- Exercise aim
Please copy out the records below, swapping every "interactable" for "clickable" and leaving everything else unchanged.

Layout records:
★ ★ ★ ★
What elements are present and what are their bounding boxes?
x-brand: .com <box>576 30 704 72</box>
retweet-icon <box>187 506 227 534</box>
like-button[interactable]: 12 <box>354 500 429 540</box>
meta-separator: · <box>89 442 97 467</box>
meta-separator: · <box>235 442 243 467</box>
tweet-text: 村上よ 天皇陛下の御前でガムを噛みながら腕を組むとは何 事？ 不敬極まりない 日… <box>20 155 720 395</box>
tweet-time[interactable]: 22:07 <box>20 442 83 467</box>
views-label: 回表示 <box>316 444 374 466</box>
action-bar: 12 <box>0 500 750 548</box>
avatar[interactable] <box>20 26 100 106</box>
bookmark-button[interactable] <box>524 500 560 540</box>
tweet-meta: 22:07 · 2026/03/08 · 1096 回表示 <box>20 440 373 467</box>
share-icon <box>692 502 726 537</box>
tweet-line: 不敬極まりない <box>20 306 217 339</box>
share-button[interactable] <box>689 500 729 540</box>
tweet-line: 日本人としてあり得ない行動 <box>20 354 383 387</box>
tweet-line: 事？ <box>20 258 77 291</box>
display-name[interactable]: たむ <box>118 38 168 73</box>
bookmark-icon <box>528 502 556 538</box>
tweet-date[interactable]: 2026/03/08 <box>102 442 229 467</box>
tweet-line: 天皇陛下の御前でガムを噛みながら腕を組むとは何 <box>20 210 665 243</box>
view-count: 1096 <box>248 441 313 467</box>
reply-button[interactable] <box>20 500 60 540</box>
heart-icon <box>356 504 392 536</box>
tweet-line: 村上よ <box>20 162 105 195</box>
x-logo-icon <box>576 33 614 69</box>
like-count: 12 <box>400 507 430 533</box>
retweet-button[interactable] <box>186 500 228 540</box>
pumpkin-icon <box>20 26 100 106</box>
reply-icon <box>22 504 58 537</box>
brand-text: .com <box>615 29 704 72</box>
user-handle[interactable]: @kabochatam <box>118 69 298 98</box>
★ ★ ★ ★
- Answer to this exercise
What elements are present and what are their bounding boxes?
x-brand: .com <box>576 30 704 72</box>
retweet-icon <box>187 506 227 534</box>
like-button[clickable]: 12 <box>354 500 429 540</box>
meta-separator: · <box>89 442 97 467</box>
meta-separator: · <box>235 442 243 467</box>
tweet-text: 村上よ 天皇陛下の御前でガムを噛みながら腕を組むとは何 事？ 不敬極まりない 日… <box>20 155 720 395</box>
tweet-time[clickable]: 22:07 <box>20 442 83 467</box>
views-label: 回表示 <box>316 444 374 466</box>
action-bar: 12 <box>0 500 750 548</box>
avatar[clickable] <box>20 26 100 106</box>
bookmark-button[clickable] <box>524 500 560 540</box>
tweet-meta: 22:07 · 2026/03/08 · 1096 回表示 <box>20 440 373 467</box>
share-icon <box>692 502 726 537</box>
tweet-line: 不敬極まりない <box>20 306 217 339</box>
share-button[clickable] <box>689 500 729 540</box>
tweet-line: 日本人としてあり得ない行動 <box>20 354 383 387</box>
tweet-line: 事？ <box>20 258 77 291</box>
display-name[clickable]: たむ <box>118 38 168 73</box>
bookmark-icon <box>528 502 556 538</box>
tweet-date[clickable]: 2026/03/08 <box>102 442 229 467</box>
tweet-line: 天皇陛下の御前でガムを噛みながら腕を組むとは何 <box>20 210 665 243</box>
view-count: 1096 <box>248 441 313 467</box>
reply-button[clickable] <box>20 500 60 540</box>
heart-icon <box>356 504 392 536</box>
tweet-line: 村上よ <box>20 162 105 195</box>
x-logo-icon <box>576 33 614 69</box>
like-count: 12 <box>400 507 430 533</box>
retweet-button[clickable] <box>186 500 228 540</box>
pumpkin-icon <box>20 26 100 106</box>
reply-icon <box>22 504 58 537</box>
brand-text: .com <box>615 29 704 72</box>
user-handle[clickable]: @kabochatam <box>118 69 298 98</box>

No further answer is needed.